[Extracted data entries]
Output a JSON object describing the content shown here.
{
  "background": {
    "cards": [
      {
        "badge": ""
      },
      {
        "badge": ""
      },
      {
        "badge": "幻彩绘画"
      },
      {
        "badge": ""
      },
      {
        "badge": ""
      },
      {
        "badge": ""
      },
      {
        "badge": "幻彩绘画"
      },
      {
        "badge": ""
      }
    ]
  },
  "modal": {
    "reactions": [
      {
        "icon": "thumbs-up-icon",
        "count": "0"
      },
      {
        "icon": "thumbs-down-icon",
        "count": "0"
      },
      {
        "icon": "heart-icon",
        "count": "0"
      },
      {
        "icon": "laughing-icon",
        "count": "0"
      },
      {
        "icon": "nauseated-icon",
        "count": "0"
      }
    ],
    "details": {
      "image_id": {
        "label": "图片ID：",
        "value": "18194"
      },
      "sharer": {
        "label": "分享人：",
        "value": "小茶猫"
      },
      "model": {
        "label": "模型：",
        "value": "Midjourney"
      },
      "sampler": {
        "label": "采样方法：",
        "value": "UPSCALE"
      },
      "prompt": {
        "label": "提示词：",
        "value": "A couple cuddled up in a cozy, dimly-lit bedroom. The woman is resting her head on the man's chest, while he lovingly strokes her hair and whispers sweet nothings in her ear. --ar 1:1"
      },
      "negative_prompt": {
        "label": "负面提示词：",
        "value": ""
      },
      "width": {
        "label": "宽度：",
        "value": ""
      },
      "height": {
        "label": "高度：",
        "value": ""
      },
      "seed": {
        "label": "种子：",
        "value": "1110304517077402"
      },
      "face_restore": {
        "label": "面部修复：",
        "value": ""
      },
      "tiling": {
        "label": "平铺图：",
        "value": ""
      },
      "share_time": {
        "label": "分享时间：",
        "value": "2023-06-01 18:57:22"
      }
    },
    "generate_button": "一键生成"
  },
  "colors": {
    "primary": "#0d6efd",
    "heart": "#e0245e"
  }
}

— What is needed —
Look through the records and count each line that holds "label". Write only the total.

— Worked solution —
12